-- Goal --
Answer with one number: the count of lines in the listing below that hold the word "type".

-- Records for the exercise --

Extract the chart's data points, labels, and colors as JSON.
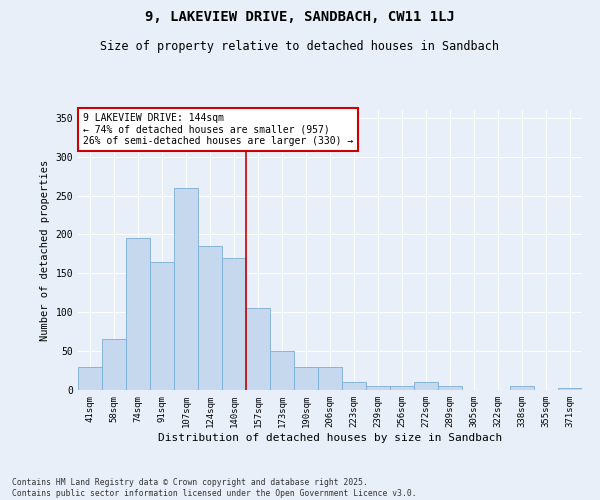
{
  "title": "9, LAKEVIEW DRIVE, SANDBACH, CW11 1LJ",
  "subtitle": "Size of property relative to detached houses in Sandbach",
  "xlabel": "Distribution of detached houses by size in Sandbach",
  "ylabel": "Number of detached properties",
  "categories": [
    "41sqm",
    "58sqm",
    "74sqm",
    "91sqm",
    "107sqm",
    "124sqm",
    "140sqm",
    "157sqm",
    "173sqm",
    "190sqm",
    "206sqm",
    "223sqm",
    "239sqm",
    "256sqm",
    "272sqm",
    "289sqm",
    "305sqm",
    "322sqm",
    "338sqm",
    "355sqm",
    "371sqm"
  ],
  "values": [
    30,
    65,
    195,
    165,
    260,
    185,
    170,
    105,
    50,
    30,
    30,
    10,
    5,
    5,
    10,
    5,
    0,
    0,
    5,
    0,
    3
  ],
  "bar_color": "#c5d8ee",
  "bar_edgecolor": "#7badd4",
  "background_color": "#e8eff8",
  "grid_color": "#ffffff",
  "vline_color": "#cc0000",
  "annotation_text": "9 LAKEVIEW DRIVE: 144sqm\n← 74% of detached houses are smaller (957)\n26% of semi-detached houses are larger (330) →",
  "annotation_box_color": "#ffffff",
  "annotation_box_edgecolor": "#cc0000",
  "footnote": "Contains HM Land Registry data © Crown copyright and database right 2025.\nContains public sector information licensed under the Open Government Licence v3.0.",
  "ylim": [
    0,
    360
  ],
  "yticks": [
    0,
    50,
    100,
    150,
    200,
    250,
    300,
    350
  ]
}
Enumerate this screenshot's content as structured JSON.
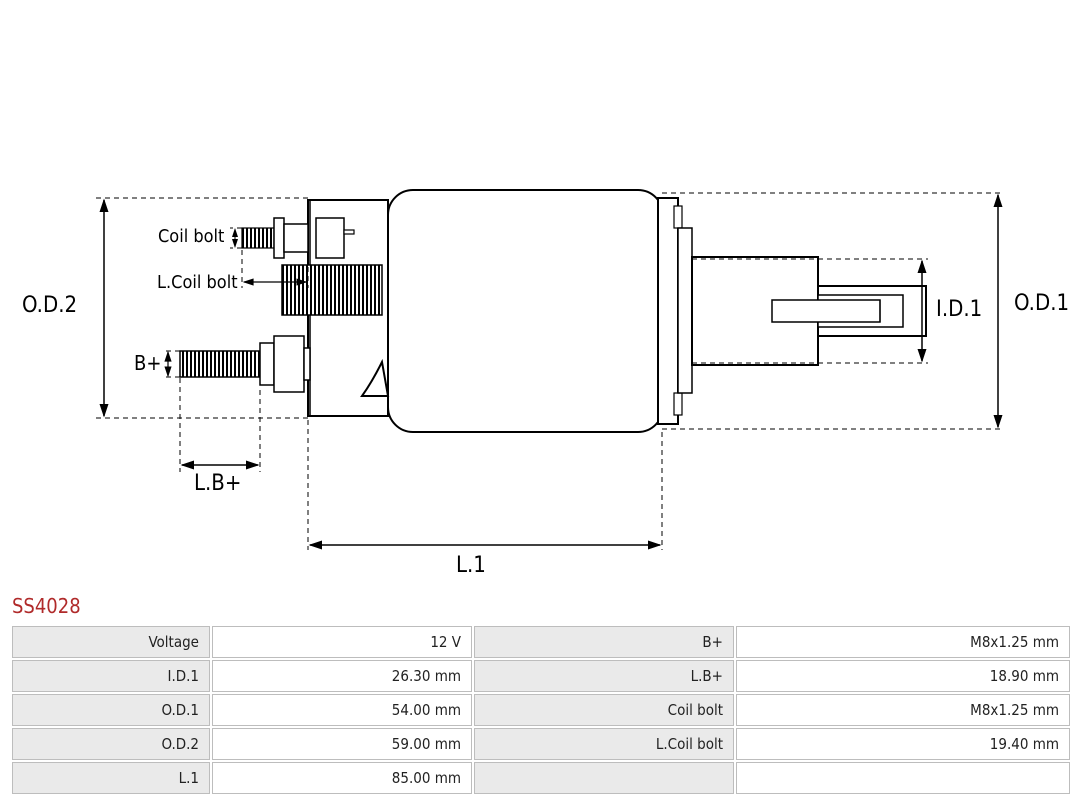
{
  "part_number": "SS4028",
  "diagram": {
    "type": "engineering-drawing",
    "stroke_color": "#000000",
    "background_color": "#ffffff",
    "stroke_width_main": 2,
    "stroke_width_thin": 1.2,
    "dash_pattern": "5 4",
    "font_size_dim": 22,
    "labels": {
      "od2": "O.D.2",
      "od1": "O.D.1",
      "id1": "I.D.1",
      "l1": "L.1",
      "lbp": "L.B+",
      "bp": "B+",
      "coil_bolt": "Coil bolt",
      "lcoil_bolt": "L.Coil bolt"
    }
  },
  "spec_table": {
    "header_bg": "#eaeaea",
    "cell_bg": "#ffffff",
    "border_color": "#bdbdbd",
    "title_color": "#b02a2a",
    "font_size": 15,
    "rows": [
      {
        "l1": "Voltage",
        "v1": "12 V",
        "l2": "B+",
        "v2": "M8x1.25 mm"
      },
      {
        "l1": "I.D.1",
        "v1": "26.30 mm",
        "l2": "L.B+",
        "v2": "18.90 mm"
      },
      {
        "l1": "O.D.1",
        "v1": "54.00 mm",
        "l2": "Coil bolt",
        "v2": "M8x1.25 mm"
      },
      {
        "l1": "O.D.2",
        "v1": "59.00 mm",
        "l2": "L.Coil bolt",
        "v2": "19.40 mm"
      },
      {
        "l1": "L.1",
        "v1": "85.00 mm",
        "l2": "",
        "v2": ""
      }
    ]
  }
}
==
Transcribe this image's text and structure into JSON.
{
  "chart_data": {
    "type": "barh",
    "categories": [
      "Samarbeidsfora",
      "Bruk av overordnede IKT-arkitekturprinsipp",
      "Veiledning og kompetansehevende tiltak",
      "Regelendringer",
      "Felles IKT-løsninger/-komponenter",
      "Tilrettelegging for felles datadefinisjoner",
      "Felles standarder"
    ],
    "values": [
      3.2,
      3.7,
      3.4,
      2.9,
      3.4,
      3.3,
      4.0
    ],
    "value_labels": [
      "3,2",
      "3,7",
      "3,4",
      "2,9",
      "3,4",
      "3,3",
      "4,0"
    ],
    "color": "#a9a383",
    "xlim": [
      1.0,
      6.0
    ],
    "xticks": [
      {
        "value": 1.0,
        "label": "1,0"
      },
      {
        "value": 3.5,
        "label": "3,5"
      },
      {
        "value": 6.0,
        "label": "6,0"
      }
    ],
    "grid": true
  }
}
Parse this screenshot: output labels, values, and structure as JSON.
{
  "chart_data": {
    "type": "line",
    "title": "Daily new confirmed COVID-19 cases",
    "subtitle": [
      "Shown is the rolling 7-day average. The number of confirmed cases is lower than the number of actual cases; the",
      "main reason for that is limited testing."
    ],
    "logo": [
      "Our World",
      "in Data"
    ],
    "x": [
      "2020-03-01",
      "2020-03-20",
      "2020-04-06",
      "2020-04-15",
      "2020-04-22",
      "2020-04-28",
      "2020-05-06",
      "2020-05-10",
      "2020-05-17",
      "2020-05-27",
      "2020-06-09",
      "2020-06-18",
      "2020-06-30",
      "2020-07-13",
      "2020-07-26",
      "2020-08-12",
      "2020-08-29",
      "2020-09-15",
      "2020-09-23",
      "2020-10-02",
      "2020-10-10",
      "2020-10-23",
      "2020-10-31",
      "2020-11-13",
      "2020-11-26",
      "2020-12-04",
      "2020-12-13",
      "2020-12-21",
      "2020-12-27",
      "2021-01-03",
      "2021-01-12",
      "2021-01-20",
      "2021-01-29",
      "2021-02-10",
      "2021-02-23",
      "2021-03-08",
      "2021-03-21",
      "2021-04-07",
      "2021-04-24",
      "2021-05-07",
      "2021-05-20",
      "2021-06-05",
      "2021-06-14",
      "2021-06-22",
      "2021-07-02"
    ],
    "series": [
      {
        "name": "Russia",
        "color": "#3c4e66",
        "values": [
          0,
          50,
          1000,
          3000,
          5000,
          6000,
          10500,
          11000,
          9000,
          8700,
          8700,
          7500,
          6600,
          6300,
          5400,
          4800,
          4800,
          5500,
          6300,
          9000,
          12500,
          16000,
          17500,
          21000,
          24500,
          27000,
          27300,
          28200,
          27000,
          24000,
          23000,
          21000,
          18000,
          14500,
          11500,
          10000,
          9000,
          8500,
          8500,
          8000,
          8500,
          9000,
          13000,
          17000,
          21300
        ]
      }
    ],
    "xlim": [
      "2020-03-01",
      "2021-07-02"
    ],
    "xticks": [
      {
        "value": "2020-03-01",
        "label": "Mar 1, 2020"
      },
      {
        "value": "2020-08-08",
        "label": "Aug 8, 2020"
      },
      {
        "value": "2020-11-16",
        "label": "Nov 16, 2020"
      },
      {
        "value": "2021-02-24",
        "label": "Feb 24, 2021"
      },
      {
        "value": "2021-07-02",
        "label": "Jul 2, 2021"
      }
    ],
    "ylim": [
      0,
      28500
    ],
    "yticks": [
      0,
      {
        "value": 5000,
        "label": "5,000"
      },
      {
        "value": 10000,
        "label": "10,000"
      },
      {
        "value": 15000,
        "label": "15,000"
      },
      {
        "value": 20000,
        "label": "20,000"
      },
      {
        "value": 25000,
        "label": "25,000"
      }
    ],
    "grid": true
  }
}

-- Task result --
3